Short exercise:
Format the lines from the one containing "176, 542, 240]" through the one containing "469, 1299, 505]", inclusive, as a numbered list, omitting any blank lines.

Records supplied:
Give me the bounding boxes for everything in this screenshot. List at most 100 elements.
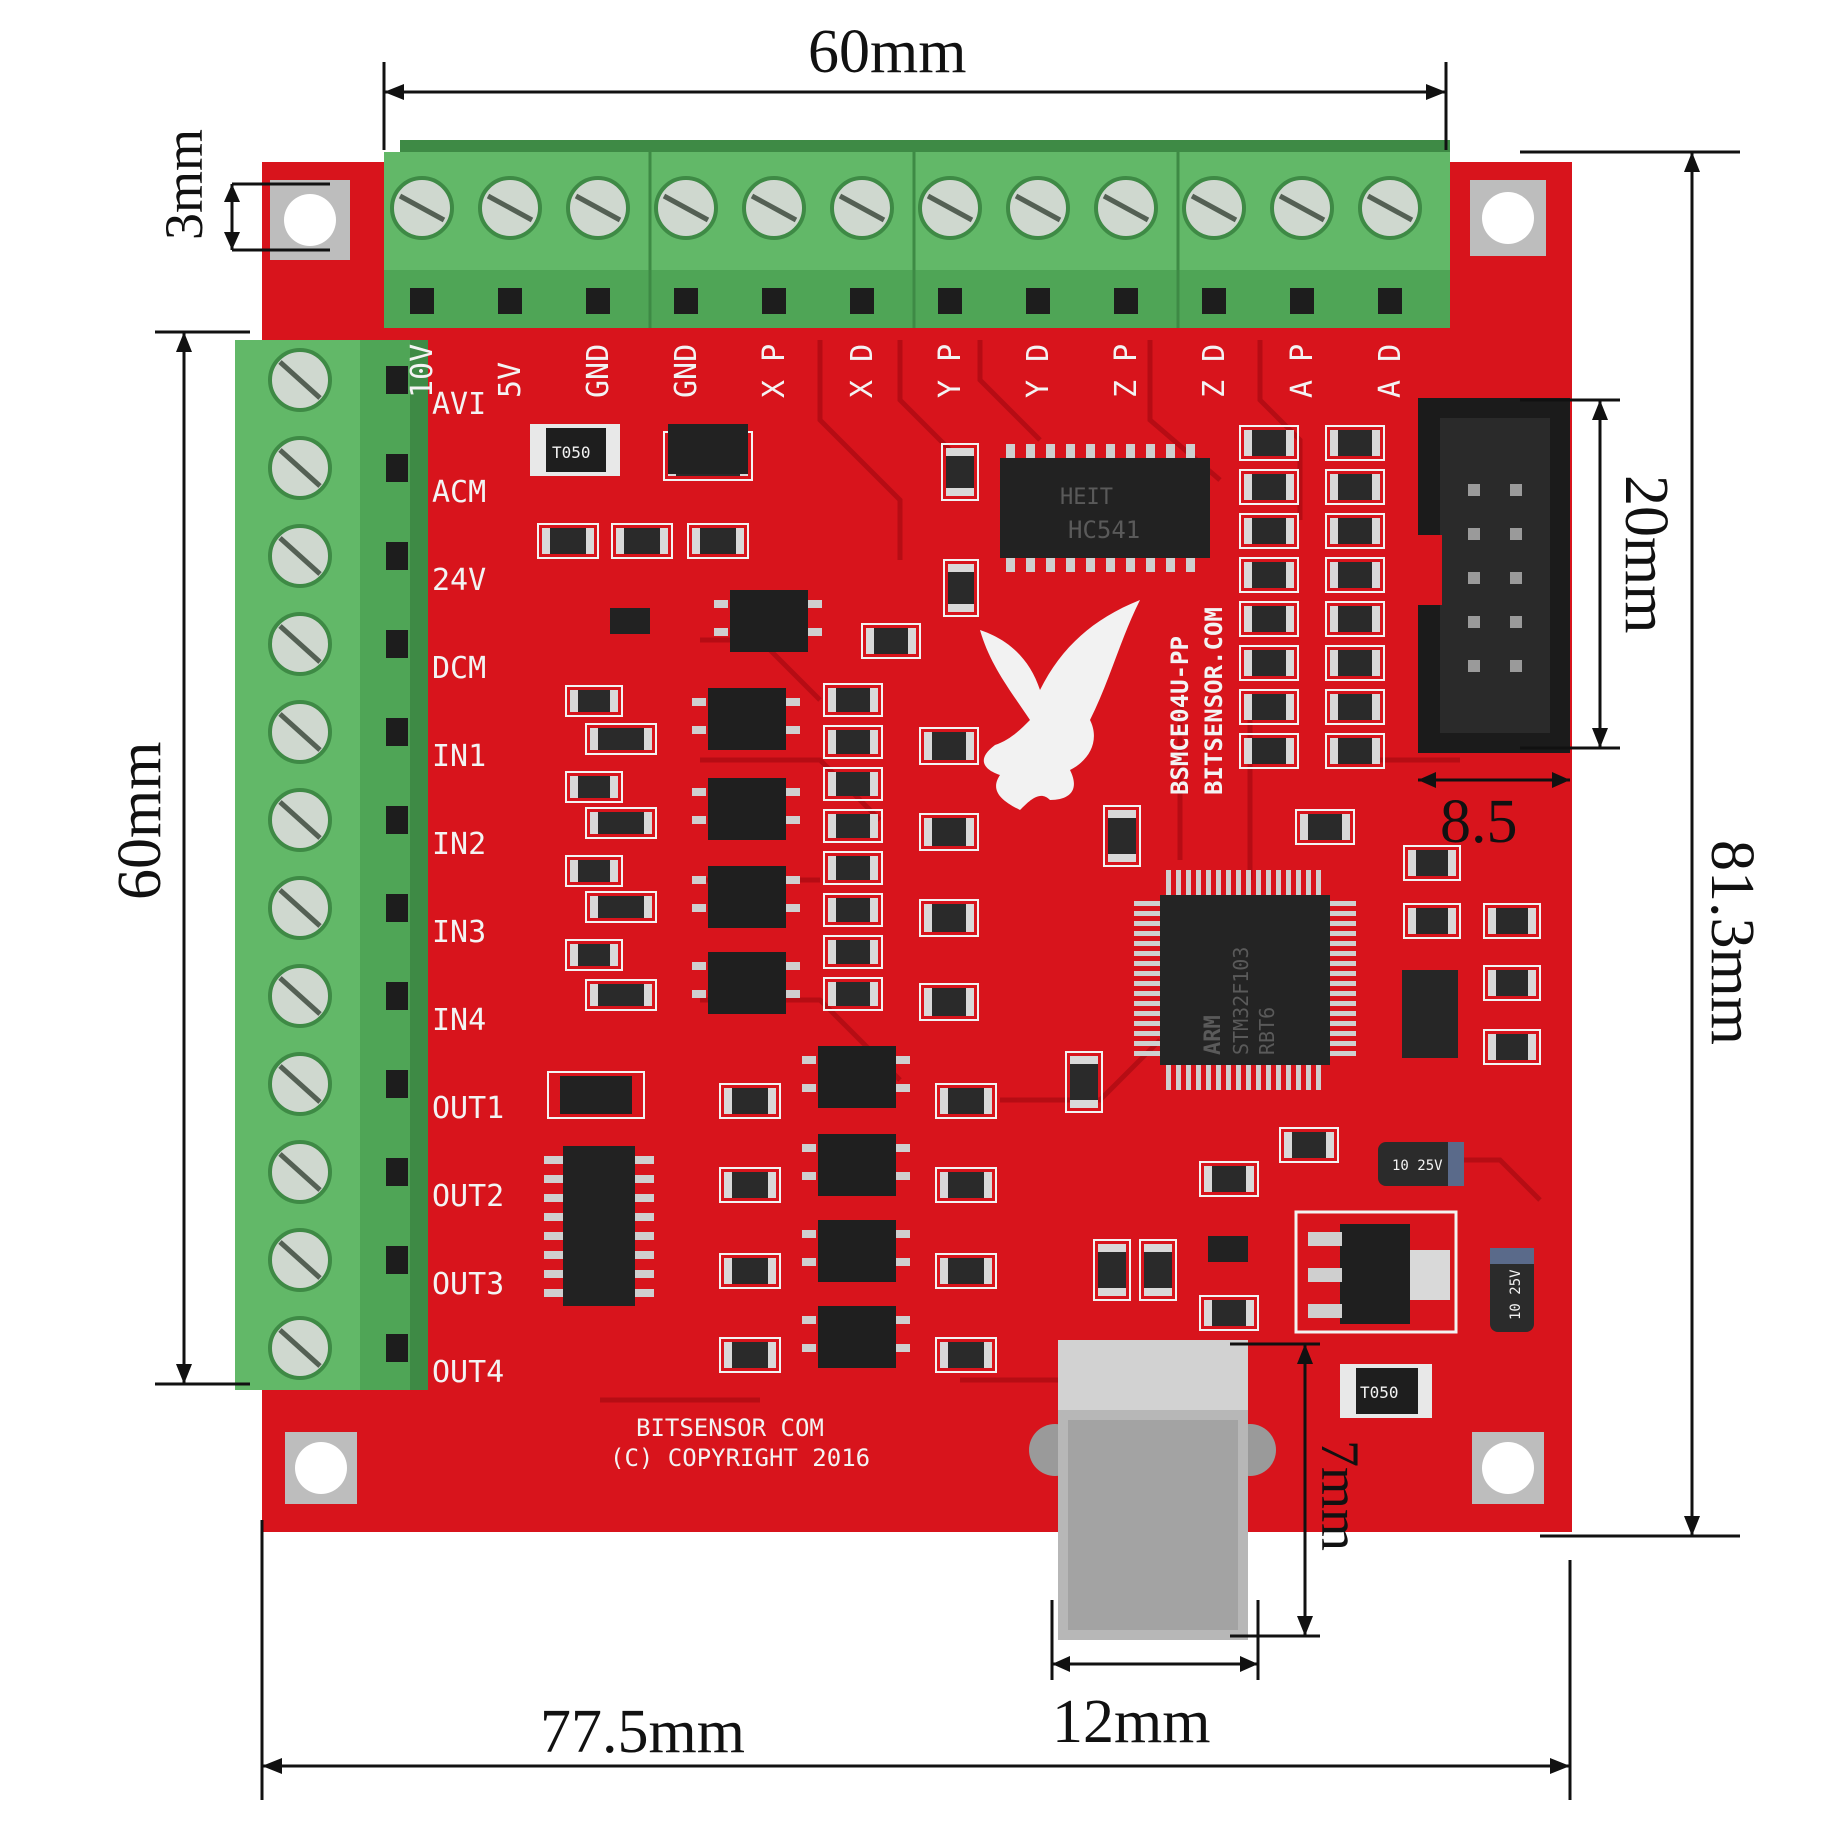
terminal-screw[interactable]	[478, 176, 542, 240]
chip-pin	[1134, 931, 1160, 936]
terminal-screw[interactable]	[830, 176, 894, 240]
smd-component	[823, 809, 883, 843]
mcu-brand: ARM	[1201, 1015, 1226, 1055]
chip-pin	[1330, 921, 1356, 926]
left-terminal-label: OUT1	[432, 1091, 504, 1126]
terminal-screw[interactable]	[654, 176, 718, 240]
smd-component	[1239, 469, 1299, 505]
chip-pin	[1296, 1064, 1301, 1090]
terminal-screw[interactable]	[268, 788, 332, 852]
smd-component	[1279, 1127, 1339, 1163]
chip-pin	[1206, 870, 1211, 896]
optocoupler	[692, 688, 800, 750]
chip-pin	[1186, 444, 1195, 460]
smd-component	[719, 1167, 781, 1203]
fuse-label: T050	[552, 443, 591, 462]
dimension-lines	[155, 62, 1740, 1800]
smd-component	[611, 523, 673, 559]
terminal-screw[interactable]	[268, 1228, 332, 1292]
chip-pin	[1330, 1051, 1356, 1056]
terminal-slot	[674, 288, 698, 314]
dim-usb-height: 7mm	[1310, 1440, 1370, 1551]
chip-pin	[1146, 556, 1155, 572]
smd-component	[565, 771, 623, 803]
left-terminal-label: AVI	[432, 387, 486, 422]
smd-component	[935, 1337, 997, 1373]
header-pin	[1468, 572, 1480, 584]
dim-board-width: 77.5mm	[540, 1698, 745, 1766]
smd-component	[1239, 733, 1299, 769]
terminal-slot	[1202, 288, 1226, 314]
chip-pin	[1330, 951, 1356, 956]
chip-pin	[1066, 444, 1075, 460]
terminal-screw[interactable]	[268, 700, 332, 764]
header-pin	[1468, 660, 1480, 672]
chip-pin	[1134, 1051, 1160, 1056]
chip-pin	[1166, 556, 1175, 572]
chip-pin	[1106, 444, 1115, 460]
chip-pin	[1134, 1041, 1160, 1046]
terminal-screw[interactable]	[1182, 176, 1246, 240]
terminal-screw[interactable]	[390, 176, 454, 240]
chip-pin	[1226, 1064, 1231, 1090]
terminal-screw[interactable]	[1358, 176, 1422, 240]
chip-pin	[1196, 1064, 1201, 1090]
smd-component	[935, 1167, 997, 1203]
chip-pin	[1126, 556, 1135, 572]
smd-component	[1483, 1029, 1541, 1065]
smd-component	[585, 891, 657, 923]
terminal-screw[interactable]	[268, 612, 332, 676]
chip-pin	[1316, 1064, 1321, 1090]
terminal-slot	[386, 1158, 408, 1186]
chip-pin	[1330, 901, 1356, 906]
left-terminal-label: IN1	[432, 739, 486, 774]
top-terminal-label: A D	[1373, 344, 1408, 398]
chip-pin	[1256, 870, 1261, 896]
header-pin	[1510, 484, 1522, 496]
chip-pin	[1266, 1064, 1271, 1090]
terminal-screw[interactable]	[268, 1140, 332, 1204]
terminal-screw[interactable]	[268, 436, 332, 500]
chip-pin	[634, 1213, 654, 1221]
terminal-screw[interactable]	[742, 176, 806, 240]
terminal-screw[interactable]	[268, 1052, 332, 1116]
terminal-screw[interactable]	[268, 964, 332, 1028]
mounting-holes	[270, 180, 1546, 1504]
terminal-screw[interactable]	[1094, 176, 1158, 240]
terminal-screw[interactable]	[268, 876, 332, 940]
terminal-screw[interactable]	[918, 176, 982, 240]
crystal	[1402, 970, 1458, 1058]
terminal-screw[interactable]	[566, 176, 630, 240]
chip-pin	[1286, 1064, 1291, 1090]
optocoupler	[714, 590, 822, 652]
smd-component	[1325, 689, 1385, 725]
terminal-screw[interactable]	[1270, 176, 1334, 240]
chip-pin	[1134, 901, 1160, 906]
driver-chip	[544, 1146, 654, 1306]
usb-b-connector	[1029, 1340, 1276, 1640]
smd-component	[1325, 425, 1385, 461]
capacitor-label: 10 25V	[1392, 1158, 1443, 1174]
dim-header-width: 8.5	[1440, 788, 1518, 856]
idc-header	[1418, 398, 1570, 753]
terminal-screw[interactable]	[268, 524, 332, 588]
smd-component	[537, 523, 599, 559]
terminal-screw[interactable]	[268, 1316, 332, 1380]
chip-pin	[1186, 556, 1195, 572]
left-terminal-label: ACM	[432, 475, 486, 510]
chip-pin	[1006, 556, 1015, 572]
header-pin	[1468, 616, 1480, 628]
chip-pin	[1276, 870, 1281, 896]
diode-body	[668, 424, 748, 474]
smd-component	[935, 1083, 997, 1119]
terminal-screw[interactable]	[1006, 176, 1070, 240]
mounting-hole	[1472, 1432, 1544, 1504]
terminal-screw[interactable]	[268, 348, 332, 412]
mcu-variant: RBT6	[1255, 1007, 1279, 1055]
chip-pin	[1296, 870, 1301, 896]
chip-pin	[1256, 1064, 1261, 1090]
capacitor: 10 25V	[1378, 1142, 1464, 1186]
left-terminal-label: OUT2	[432, 1179, 504, 1214]
top-terminal-block	[384, 140, 1450, 328]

Result of the task:
1. terminal-screw[interactable]	[478, 176, 542, 240]
2. chip-pin	[1134, 931, 1160, 936]
3. terminal-screw[interactable]	[830, 176, 894, 240]
4. smd-component	[823, 809, 883, 843]
5. mcu-brand: ARM	[1201, 1015, 1226, 1055]
6. chip-pin	[1330, 921, 1356, 926]
7. left-terminal-label: OUT1	[432, 1091, 504, 1126]
8. terminal-screw[interactable]	[654, 176, 718, 240]
9. smd-component	[1239, 469, 1299, 505]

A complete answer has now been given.